(Dataset items)
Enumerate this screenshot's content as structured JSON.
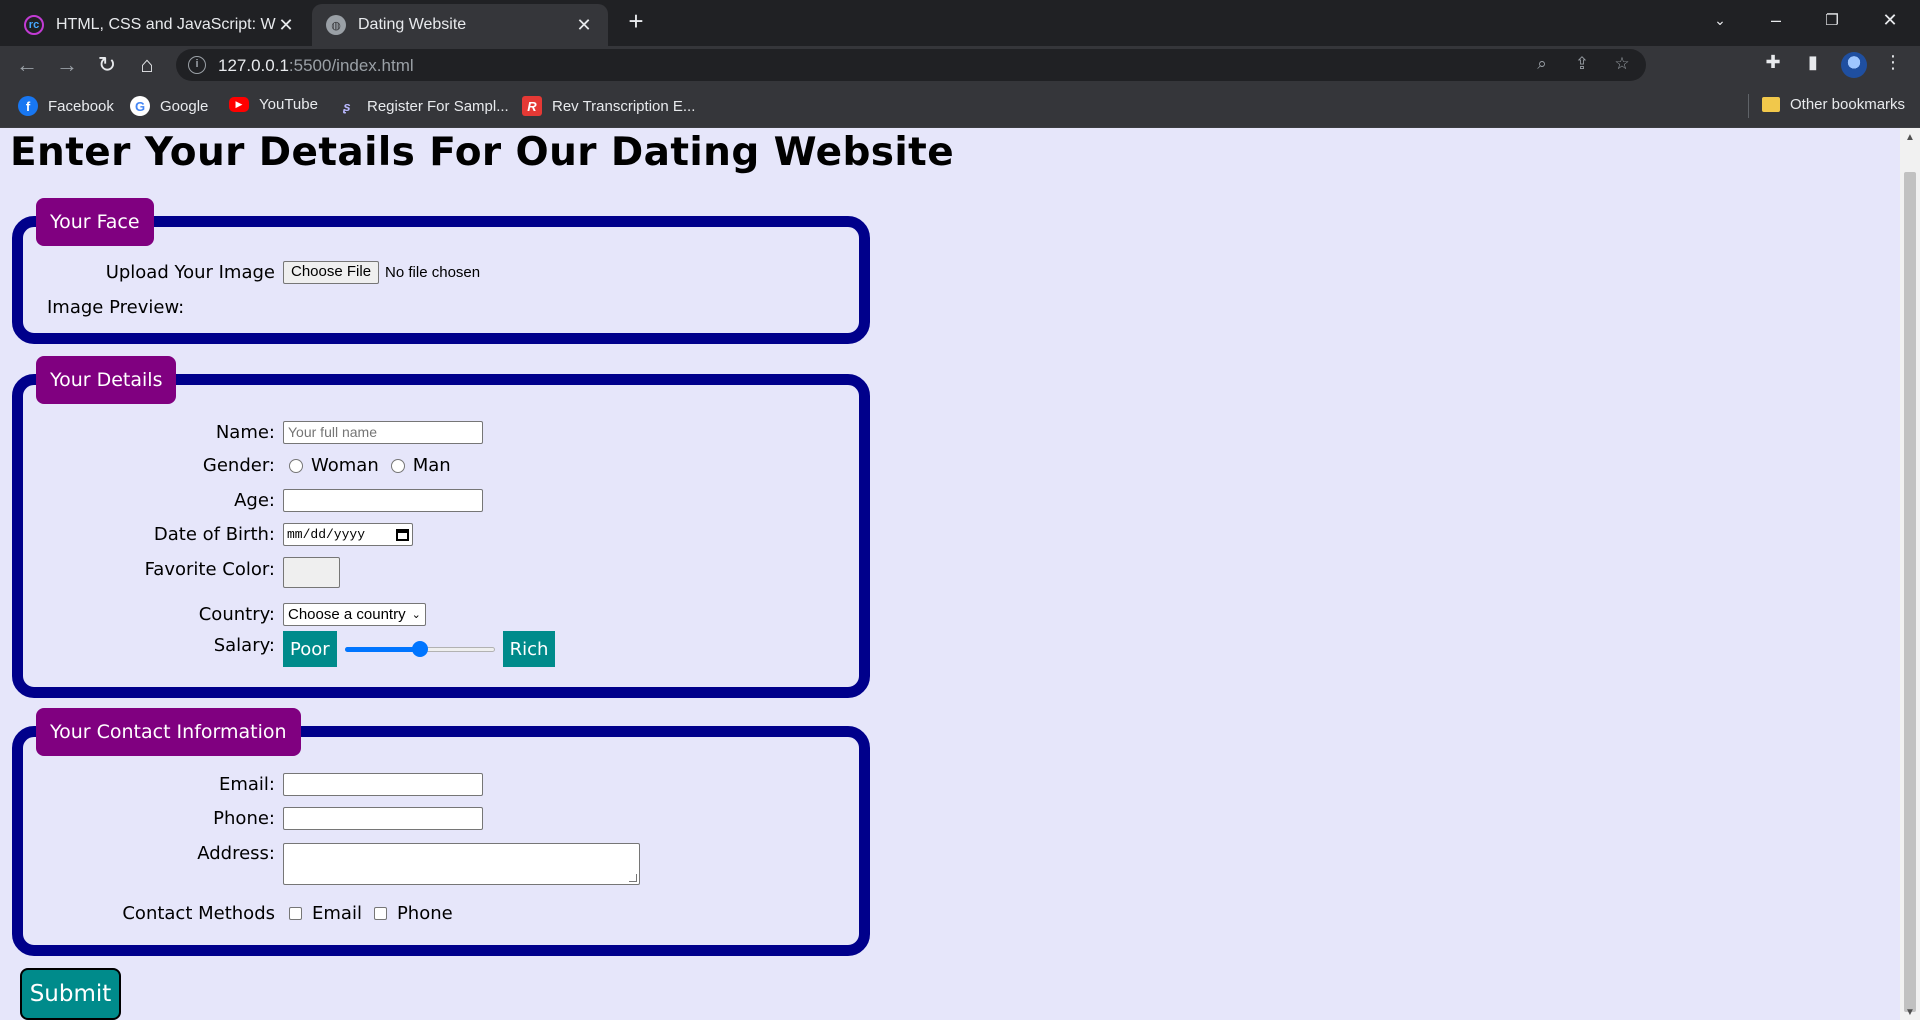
{
  "browser": {
    "tabs": [
      {
        "title": "HTML, CSS and JavaScript: Week",
        "favicon": "rc"
      },
      {
        "title": "Dating Website",
        "favicon": "globe"
      }
    ],
    "new_tab": "+",
    "url_host": "127.0.0.1",
    "url_rest": ":5500/index.html",
    "bookmarks": [
      {
        "label": "Facebook",
        "icon": "facebook-icon"
      },
      {
        "label": "Google",
        "icon": "google-icon"
      },
      {
        "label": "YouTube",
        "icon": "youtube-icon"
      },
      {
        "label": "Register For Sampl...",
        "icon": "register-icon"
      },
      {
        "label": "Rev Transcription E...",
        "icon": "rev-icon"
      }
    ],
    "other_bookmarks": "Other bookmarks"
  },
  "page": {
    "heading": "Enter Your Details For Our Dating Website",
    "face": {
      "legend": "Your Face",
      "upload_label": "Upload Your Image",
      "file_button": "Choose File",
      "file_status": "No file chosen",
      "preview_label": "Image Preview:"
    },
    "details": {
      "legend": "Your Details",
      "name_label": "Name:",
      "name_placeholder": "Your full name",
      "gender_label": "Gender:",
      "gender_options": [
        "Woman",
        "Man"
      ],
      "age_label": "Age:",
      "dob_label": "Date of Birth:",
      "dob_placeholder": "mm/dd/yyyy",
      "color_label": "Favorite Color:",
      "color_value": "#000000",
      "country_label": "Country:",
      "country_selected": "Choose a country",
      "salary_label": "Salary:",
      "salary_min_label": "Poor",
      "salary_max_label": "Rich",
      "salary_level": 0.5
    },
    "contact": {
      "legend": "Your Contact Information",
      "email_label": "Email:",
      "phone_label": "Phone:",
      "address_label": "Address:",
      "methods_label": "Contact Methods",
      "method_options": [
        "Email",
        "Phone"
      ]
    },
    "submit": "Submit"
  },
  "colors": {
    "page_background": "#e6e6fa",
    "fieldset_border": "#00008b",
    "legend_background": "#800080",
    "accent_teal": "#008b8b",
    "slider_blue": "#0075ff"
  }
}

What you will do: Say how many lines in the entries contain the string "Dating", and leave out everything else.

The response: 2